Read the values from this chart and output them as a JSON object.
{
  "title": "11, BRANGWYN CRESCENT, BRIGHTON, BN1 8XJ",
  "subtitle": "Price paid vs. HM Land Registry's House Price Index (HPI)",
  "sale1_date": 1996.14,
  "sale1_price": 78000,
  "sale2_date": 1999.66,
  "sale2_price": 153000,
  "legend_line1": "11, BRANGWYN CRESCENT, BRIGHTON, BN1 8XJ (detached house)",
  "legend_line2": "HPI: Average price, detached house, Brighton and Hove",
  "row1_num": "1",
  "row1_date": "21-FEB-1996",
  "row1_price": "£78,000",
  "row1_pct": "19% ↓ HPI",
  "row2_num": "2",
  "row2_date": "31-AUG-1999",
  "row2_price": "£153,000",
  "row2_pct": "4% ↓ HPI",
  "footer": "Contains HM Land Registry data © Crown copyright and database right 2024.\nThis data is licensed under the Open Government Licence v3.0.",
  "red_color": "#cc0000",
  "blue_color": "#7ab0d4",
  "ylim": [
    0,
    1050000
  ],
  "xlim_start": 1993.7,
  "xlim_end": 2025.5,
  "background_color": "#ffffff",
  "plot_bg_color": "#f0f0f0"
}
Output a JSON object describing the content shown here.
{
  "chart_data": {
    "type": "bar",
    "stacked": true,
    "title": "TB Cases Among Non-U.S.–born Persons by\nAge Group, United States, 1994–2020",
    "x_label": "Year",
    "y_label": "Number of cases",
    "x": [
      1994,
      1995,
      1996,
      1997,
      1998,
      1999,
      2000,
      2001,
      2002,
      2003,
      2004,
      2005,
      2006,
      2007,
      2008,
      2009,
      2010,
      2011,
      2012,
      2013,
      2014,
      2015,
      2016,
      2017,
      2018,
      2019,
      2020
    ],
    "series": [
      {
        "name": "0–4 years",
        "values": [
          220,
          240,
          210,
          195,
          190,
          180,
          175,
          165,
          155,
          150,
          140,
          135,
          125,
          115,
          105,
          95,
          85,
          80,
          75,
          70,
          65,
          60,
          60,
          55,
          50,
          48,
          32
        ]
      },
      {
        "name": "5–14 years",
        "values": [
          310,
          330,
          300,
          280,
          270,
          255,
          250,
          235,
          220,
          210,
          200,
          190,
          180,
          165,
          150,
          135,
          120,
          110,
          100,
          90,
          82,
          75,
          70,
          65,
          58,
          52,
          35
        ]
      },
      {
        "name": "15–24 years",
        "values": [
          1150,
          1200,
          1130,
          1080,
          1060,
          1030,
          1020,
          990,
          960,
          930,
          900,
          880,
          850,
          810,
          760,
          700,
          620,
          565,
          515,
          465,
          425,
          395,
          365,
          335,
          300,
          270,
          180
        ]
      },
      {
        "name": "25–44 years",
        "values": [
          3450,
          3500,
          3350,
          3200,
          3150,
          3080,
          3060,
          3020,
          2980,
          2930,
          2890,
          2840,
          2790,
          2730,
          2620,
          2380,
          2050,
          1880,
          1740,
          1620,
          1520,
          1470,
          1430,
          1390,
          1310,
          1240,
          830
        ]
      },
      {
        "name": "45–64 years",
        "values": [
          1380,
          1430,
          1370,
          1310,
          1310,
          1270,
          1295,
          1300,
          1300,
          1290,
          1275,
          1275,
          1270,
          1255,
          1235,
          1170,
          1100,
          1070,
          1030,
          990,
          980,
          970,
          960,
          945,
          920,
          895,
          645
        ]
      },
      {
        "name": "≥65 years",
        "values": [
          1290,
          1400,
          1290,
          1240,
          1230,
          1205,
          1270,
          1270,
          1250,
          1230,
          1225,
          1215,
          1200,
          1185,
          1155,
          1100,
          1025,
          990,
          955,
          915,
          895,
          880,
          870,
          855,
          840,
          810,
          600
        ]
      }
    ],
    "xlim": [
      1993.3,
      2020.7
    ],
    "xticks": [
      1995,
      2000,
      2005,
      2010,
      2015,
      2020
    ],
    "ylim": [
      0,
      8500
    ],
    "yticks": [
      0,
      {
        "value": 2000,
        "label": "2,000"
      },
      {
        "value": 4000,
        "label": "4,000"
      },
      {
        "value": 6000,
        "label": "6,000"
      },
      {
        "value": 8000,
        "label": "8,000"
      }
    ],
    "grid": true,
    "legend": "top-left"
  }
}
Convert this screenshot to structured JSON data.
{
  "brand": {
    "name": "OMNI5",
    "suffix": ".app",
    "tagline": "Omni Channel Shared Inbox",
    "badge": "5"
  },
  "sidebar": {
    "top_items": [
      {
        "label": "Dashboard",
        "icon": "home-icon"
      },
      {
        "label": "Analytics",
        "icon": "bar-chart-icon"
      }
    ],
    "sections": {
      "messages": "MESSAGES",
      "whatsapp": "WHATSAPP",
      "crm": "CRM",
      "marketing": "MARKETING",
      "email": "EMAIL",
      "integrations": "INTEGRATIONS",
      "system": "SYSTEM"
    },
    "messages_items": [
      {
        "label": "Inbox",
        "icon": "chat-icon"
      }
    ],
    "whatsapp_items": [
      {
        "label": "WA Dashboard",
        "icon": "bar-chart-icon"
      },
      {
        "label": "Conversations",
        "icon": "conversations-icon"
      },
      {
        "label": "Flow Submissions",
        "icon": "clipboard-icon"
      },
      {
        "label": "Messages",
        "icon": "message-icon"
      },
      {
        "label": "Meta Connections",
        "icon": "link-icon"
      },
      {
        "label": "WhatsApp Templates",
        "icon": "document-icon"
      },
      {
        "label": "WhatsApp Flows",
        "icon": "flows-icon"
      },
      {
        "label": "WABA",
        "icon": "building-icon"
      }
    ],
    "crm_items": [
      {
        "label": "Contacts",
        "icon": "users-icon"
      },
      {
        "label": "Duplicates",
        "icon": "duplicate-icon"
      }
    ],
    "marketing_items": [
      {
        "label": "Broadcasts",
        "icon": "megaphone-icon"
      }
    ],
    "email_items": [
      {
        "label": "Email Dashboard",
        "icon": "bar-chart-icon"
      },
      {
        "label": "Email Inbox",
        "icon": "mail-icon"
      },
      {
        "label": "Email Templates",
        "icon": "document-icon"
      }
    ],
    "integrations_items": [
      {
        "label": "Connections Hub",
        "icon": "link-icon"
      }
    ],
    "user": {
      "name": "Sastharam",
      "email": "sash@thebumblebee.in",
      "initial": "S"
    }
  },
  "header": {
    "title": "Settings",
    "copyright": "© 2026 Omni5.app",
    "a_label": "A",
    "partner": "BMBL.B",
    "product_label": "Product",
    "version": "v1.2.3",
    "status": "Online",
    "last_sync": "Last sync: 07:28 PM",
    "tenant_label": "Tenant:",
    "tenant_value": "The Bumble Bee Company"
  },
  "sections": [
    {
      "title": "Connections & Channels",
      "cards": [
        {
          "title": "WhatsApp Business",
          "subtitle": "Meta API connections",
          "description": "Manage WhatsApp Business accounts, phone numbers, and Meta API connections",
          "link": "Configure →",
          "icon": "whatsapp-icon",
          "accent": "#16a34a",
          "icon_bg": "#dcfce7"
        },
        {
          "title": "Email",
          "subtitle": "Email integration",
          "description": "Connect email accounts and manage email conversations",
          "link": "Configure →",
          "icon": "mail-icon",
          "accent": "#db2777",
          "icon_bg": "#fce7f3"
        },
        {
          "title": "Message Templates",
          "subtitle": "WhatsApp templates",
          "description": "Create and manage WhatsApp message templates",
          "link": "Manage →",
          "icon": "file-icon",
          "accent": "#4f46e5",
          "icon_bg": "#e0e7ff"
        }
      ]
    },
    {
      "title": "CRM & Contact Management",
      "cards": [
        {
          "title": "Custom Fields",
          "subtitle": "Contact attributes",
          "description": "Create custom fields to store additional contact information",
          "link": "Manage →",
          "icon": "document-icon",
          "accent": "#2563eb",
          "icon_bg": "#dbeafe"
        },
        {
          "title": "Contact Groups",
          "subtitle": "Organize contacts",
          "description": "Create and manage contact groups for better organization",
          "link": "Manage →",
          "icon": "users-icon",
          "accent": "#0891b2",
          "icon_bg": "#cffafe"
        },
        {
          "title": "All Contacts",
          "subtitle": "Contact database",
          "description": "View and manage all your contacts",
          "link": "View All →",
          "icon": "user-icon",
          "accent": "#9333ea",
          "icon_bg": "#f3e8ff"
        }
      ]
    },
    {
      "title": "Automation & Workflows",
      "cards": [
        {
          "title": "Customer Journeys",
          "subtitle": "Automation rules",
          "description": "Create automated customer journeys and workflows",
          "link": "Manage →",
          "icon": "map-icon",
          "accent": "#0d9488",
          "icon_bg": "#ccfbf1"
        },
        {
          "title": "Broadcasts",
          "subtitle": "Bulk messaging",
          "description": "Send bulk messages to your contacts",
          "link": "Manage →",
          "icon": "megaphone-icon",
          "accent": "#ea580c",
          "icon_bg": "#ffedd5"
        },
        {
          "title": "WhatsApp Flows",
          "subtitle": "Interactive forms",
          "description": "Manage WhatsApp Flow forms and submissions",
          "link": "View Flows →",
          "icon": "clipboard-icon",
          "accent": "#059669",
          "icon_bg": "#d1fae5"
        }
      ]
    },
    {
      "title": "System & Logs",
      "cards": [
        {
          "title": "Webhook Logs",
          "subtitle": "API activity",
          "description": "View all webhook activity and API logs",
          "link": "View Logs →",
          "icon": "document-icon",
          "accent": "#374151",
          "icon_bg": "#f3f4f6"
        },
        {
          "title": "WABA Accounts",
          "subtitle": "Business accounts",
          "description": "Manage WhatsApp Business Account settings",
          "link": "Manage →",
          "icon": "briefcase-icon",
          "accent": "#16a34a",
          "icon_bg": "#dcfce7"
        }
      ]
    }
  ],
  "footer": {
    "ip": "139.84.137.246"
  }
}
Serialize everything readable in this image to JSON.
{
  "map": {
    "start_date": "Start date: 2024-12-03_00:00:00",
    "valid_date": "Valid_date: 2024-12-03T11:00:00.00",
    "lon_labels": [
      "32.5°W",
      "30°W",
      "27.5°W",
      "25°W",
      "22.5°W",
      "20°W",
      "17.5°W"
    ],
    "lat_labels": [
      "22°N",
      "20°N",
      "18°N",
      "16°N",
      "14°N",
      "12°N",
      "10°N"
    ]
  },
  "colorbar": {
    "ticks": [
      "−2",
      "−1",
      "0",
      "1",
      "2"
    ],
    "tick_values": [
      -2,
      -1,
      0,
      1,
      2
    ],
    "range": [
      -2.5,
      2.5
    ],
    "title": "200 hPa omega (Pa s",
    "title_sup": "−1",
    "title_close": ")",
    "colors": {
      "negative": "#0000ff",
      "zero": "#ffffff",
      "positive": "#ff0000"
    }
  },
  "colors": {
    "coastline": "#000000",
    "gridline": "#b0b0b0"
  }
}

● ● ●

Goal of the exercise —
From the entries above, extract every line where the word "years" appears.

Final result —
        "name": "0–4 years",
        "name": "5–14 years",
        "name": "15–24 years",
        "name": "25–44 years",
        "name": "45–64 years",
        "name": "≥65 years",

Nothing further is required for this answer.